Given request: Write out the whole of the material exactly.

>> begin

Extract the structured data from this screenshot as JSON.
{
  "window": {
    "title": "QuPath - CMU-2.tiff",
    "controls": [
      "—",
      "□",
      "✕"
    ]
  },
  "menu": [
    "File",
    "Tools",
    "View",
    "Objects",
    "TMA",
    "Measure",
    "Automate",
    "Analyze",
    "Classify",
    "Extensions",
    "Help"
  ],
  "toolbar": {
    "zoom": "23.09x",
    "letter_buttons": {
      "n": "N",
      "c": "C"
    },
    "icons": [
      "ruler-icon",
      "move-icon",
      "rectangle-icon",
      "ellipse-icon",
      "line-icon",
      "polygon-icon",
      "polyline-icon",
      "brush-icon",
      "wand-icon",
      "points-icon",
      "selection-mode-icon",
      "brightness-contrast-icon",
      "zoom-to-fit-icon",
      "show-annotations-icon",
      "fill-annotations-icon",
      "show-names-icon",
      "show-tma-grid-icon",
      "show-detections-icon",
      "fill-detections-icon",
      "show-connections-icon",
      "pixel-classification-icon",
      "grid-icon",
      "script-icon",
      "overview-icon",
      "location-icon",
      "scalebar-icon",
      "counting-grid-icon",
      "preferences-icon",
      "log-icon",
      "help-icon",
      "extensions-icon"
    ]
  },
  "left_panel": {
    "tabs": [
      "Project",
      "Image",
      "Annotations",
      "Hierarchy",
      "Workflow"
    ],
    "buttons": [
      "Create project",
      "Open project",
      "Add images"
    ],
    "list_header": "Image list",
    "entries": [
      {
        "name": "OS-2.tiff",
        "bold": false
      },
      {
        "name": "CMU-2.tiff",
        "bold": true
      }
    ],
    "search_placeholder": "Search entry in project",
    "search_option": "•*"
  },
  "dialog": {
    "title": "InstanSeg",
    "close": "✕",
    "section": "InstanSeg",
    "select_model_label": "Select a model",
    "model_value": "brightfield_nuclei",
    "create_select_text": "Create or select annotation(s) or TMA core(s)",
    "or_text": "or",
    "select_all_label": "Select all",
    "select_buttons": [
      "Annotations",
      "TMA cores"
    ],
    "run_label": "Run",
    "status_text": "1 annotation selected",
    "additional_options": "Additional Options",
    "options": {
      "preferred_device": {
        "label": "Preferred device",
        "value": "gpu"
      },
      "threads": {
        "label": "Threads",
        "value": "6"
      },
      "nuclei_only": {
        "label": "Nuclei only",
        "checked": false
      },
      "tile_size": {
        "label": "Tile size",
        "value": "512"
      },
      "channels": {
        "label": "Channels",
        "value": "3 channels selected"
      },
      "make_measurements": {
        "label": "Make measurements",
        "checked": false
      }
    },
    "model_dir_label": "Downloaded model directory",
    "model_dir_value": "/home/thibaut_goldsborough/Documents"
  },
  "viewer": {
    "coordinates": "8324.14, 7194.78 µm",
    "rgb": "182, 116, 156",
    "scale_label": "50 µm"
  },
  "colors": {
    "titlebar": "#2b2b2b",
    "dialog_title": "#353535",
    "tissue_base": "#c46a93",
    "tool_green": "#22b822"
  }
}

>> end

Problem solution:
Extract the structured data from this screenshot as JSON.
{
  "window": {
    "title": "QuPath - CMU-2.tiff",
    "controls": [
      "—",
      "□",
      "✕"
    ]
  },
  "menu": [
    "File",
    "Tools",
    "View",
    "Objects",
    "TMA",
    "Measure",
    "Automate",
    "Analyze",
    "Classify",
    "Extensions",
    "Help"
  ],
  "toolbar": {
    "zoom": "23.09x",
    "letter_buttons": {
      "n": "N",
      "c": "C"
    },
    "icons": [
      "ruler-icon",
      "move-icon",
      "rectangle-icon",
      "ellipse-icon",
      "line-icon",
      "polygon-icon",
      "polyline-icon",
      "brush-icon",
      "wand-icon",
      "points-icon",
      "selection-mode-icon",
      "brightness-contrast-icon",
      "zoom-to-fit-icon",
      "show-annotations-icon",
      "fill-annotations-icon",
      "show-names-icon",
      "show-tma-grid-icon",
      "show-detections-icon",
      "fill-detections-icon",
      "show-connections-icon",
      "pixel-classification-icon",
      "grid-icon",
      "script-icon",
      "overview-icon",
      "location-icon",
      "scalebar-icon",
      "counting-grid-icon",
      "preferences-icon",
      "log-icon",
      "help-icon",
      "extensions-icon"
    ]
  },
  "left_panel": {
    "tabs": [
      "Project",
      "Image",
      "Annotations",
      "Hierarchy",
      "Workflow"
    ],
    "buttons": [
      "Create project",
      "Open project",
      "Add images"
    ],
    "list_header": "Image list",
    "entries": [
      {
        "name": "OS-2.tiff",
        "bold": false
      },
      {
        "name": "CMU-2.tiff",
        "bold": true
      }
    ],
    "search_placeholder": "Search entry in project",
    "search_option": "•*"
  },
  "dialog": {
    "title": "InstanSeg",
    "close": "✕",
    "section": "InstanSeg",
    "select_model_label": "Select a model",
    "model_value": "brightfield_nuclei",
    "create_select_text": "Create or select annotation(s) or TMA core(s)",
    "or_text": "or",
    "select_all_label": "Select all",
    "select_buttons": [
      "Annotations",
      "TMA cores"
    ],
    "run_label": "Run",
    "status_text": "1 annotation selected",
    "additional_options": "Additional Options",
    "options": {
      "preferred_device": {
        "label": "Preferred device",
        "value": "gpu"
      },
      "threads": {
        "label": "Threads",
        "value": "6"
      },
      "nuclei_only": {
        "label": "Nuclei only",
        "checked": false
      },
      "tile_size": {
        "label": "Tile size",
        "value": "512"
      },
      "channels": {
        "label": "Channels",
        "value": "3 channels selected"
      },
      "make_measurements": {
        "label": "Make measurements",
        "checked": false
      }
    },
    "model_dir_label": "Downloaded model directory",
    "model_dir_value": "/home/thibaut_goldsborough/Documents"
  },
  "viewer": {
    "coordinates": "8324.14, 7194.78 µm",
    "rgb": "182, 116, 156",
    "scale_label": "50 µm"
  },
  "colors": {
    "titlebar": "#2b2b2b",
    "dialog_title": "#353535",
    "tissue_base": "#c46a93",
    "tool_green": "#22b822"
  }
}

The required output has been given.